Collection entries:
========================================================================

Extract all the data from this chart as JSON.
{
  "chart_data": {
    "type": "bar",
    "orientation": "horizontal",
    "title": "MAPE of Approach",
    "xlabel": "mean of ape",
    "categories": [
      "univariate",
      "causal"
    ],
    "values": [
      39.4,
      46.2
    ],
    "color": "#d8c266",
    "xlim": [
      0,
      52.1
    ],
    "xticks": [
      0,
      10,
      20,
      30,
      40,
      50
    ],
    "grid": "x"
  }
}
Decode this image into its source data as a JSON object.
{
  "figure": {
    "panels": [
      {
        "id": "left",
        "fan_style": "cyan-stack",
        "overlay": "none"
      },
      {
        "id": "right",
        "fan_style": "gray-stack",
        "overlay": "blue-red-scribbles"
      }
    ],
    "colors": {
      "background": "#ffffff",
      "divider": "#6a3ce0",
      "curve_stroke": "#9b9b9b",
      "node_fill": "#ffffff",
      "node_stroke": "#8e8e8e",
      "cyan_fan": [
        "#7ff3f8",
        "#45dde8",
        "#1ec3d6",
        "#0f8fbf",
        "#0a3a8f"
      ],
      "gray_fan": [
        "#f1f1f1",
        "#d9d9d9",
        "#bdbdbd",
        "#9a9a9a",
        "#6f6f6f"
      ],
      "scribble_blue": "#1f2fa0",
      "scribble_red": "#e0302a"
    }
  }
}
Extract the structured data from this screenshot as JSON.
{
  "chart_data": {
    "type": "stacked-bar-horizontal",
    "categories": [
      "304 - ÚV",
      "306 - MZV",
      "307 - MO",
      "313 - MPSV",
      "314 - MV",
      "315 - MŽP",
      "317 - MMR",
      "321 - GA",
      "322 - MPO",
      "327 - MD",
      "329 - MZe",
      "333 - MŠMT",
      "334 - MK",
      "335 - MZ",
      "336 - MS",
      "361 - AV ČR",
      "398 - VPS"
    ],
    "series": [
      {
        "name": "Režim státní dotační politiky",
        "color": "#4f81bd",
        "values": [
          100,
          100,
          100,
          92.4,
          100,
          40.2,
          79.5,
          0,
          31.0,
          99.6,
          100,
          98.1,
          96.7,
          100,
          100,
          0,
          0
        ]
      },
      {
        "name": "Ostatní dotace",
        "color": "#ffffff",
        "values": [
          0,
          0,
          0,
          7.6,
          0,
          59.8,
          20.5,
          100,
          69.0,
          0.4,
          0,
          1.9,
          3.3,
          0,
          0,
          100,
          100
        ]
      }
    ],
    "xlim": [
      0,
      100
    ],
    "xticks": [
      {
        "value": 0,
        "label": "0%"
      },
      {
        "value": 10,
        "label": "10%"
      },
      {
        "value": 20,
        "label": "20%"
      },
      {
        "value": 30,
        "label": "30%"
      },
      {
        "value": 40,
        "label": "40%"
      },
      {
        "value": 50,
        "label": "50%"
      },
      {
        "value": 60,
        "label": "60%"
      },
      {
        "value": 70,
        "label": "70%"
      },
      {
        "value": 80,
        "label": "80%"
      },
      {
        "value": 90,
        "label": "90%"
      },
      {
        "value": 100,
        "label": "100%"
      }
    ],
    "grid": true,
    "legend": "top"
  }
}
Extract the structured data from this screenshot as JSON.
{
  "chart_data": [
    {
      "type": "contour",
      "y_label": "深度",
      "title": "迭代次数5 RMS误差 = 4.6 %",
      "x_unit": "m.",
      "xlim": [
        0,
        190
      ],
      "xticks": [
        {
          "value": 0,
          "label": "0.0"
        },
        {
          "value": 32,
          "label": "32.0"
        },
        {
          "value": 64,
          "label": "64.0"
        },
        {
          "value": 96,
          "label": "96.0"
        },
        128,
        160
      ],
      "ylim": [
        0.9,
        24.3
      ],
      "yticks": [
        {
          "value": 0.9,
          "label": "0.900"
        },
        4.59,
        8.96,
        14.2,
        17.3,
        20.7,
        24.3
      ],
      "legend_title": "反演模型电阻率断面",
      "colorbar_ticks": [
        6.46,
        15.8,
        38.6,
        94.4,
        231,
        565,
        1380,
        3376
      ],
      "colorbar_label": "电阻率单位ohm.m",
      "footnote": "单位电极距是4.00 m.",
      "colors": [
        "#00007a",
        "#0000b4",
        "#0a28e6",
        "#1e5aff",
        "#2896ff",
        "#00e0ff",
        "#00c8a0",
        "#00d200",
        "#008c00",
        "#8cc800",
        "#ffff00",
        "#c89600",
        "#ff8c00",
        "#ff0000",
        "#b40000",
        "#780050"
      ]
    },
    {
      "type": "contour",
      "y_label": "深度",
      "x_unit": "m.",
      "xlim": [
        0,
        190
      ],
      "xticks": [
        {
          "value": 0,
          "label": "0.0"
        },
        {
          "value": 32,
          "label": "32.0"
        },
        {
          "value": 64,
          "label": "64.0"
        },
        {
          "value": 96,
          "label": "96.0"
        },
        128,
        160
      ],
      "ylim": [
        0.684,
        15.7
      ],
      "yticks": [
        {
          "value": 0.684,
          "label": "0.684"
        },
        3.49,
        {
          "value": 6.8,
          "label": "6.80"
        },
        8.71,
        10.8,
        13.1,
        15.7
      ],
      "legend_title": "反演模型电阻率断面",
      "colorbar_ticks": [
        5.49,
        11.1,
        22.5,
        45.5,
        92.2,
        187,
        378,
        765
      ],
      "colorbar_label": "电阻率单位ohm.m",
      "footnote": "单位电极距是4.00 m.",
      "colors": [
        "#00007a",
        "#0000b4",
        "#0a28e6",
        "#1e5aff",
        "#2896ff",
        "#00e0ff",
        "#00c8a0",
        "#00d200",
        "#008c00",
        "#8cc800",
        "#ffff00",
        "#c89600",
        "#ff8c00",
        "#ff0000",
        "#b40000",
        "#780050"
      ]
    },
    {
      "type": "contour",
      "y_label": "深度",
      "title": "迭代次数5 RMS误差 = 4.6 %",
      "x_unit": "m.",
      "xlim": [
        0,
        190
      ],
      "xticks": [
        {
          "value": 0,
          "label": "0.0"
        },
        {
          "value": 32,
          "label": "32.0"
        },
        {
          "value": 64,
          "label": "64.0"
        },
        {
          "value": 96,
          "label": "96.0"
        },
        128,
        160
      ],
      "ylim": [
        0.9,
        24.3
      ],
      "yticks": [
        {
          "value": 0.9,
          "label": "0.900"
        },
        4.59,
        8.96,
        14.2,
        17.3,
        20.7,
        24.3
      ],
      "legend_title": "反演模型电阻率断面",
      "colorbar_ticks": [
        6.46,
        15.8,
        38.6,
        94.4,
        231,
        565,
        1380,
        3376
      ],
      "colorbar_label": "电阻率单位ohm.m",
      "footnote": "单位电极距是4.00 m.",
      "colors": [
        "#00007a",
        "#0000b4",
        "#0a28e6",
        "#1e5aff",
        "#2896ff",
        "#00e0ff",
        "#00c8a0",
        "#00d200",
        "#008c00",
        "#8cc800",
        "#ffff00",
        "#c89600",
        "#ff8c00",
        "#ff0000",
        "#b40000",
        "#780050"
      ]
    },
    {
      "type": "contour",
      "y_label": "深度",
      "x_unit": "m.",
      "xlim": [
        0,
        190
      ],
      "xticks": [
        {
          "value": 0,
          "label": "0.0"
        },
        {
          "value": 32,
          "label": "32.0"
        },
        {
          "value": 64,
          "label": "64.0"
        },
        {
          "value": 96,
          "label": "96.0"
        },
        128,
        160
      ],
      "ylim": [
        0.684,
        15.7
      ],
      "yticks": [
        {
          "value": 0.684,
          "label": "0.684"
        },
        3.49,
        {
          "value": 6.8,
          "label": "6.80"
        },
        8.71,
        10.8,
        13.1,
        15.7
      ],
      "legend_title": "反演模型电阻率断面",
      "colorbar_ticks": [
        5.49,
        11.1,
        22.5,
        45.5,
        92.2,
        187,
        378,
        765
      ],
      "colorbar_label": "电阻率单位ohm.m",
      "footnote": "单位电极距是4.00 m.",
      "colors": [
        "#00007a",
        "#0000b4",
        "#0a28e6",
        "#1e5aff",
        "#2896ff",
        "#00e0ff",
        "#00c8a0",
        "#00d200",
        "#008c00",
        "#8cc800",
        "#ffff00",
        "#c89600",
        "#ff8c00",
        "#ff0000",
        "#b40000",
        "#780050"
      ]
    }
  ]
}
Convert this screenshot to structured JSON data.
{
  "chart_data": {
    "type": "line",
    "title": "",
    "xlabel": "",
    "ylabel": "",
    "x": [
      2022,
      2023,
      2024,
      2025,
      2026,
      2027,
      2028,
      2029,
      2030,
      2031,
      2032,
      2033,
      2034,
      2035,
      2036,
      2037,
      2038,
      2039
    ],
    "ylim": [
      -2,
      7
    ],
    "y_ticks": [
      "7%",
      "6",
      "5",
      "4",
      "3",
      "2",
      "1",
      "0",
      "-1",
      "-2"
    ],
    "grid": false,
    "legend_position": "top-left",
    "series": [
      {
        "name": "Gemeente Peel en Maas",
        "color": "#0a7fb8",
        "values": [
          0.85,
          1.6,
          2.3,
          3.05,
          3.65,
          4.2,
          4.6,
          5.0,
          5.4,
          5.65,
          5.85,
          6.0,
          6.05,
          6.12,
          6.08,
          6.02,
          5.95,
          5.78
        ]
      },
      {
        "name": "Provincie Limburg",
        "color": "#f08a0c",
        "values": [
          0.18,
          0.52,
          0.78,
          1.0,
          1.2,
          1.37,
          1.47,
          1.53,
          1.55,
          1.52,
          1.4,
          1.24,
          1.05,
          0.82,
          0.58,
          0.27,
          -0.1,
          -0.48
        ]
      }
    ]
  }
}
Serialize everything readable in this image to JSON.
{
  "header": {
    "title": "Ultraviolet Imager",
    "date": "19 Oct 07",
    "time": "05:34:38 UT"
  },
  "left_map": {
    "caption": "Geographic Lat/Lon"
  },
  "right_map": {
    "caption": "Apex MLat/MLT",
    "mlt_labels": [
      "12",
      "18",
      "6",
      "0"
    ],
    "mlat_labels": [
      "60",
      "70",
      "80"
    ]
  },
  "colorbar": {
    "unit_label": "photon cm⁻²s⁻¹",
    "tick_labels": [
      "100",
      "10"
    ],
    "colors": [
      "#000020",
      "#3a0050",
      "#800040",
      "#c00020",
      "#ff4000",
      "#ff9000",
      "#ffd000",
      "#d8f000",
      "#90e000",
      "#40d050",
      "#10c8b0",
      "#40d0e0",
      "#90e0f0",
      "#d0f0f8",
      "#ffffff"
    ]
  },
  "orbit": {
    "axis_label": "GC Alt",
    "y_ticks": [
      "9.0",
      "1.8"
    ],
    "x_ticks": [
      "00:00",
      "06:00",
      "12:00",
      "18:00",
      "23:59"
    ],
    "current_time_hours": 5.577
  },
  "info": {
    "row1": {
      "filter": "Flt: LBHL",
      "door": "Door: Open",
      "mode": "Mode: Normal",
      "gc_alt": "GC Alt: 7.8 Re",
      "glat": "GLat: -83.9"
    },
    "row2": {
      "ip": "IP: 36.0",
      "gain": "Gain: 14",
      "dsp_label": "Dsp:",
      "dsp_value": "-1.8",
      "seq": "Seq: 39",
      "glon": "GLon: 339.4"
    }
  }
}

========================================================================

INSTRUCTIONS TO FOLLOW =
From the data above, gather every line that includes the word "overlay".

OUTPUT OF THE EXERCISE =
        "overlay": "none"
        "overlay": "blue-red-scribbles"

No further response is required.